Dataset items

>>

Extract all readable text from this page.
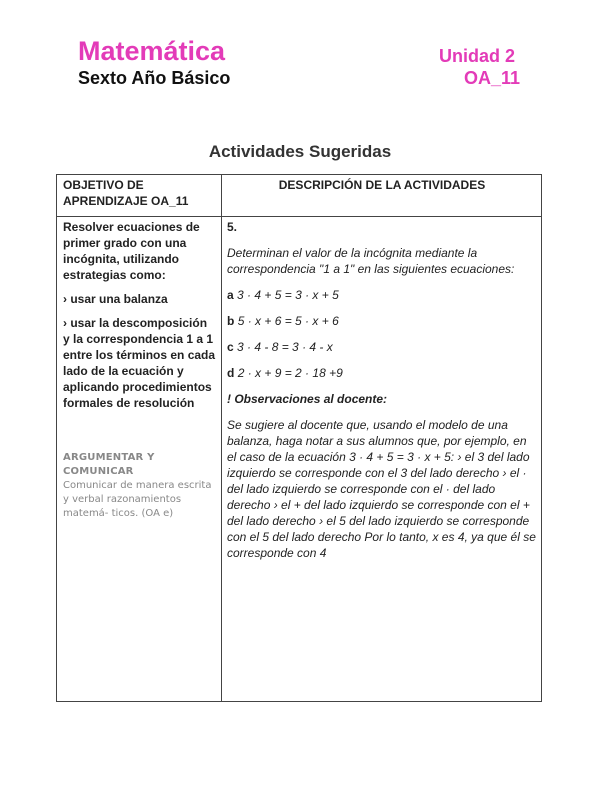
Matemática
Sexto Año Básico
Unidad 2
OA_11
Actividades Sugeridas
OBJETIVO DE APRENDIZAJE OA_11
DESCRIPCIÓN DE LA ACTIVIDADES

Resolver ecuaciones de primer grado con una incógnita, utilizando estrategias como:

› usar una balanza

› usar la descomposición y la correspondencia 1 a 1 entre los términos en cada lado de la ecuación y aplicando procedimientos formales de resolución

ARGUMENTAR Y COMUNICAR
Comunicar de manera escrita y verbal razonamientos matemá- ticos. (OA e)

5.

Determinan el valor de la incógnita mediante la correspondencia "1 a 1" en las siguientes ecuaciones:

a 3 · 4 + 5 = 3 · x + 5

b 5 · x + 6 = 5 · x + 6

c 3 · 4 - 8 = 3 · 4 - x

d 2 · x + 9 = 2 · 18 +9

! Observaciones al docente:

Se sugiere al docente que, usando el modelo de una balanza, haga notar a sus alumnos que, por ejemplo, en el caso de la ecuación 3 · 4 + 5 = 3 · x + 5: › el 3 del lado izquierdo se corresponde con el 3 del lado derecho › el · del lado izquierdo se corresponde con el · del lado derecho › el + del lado izquierdo se corresponde con el + del lado derecho › el 5 del lado izquierdo se corresponde con el 5 del lado derecho Por lo tanto, x es 4, ya que él se corresponde con 4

<<

| GOAL |
Find "usar". Copy every line it occurs in.

| OUTPUT OF THE TASK |
› usar una balanza
› usar la descomposición y la correspondencia 1 a 1 entre los términos en cada lado de la ecuación y aplicando procedimientos formales de resolución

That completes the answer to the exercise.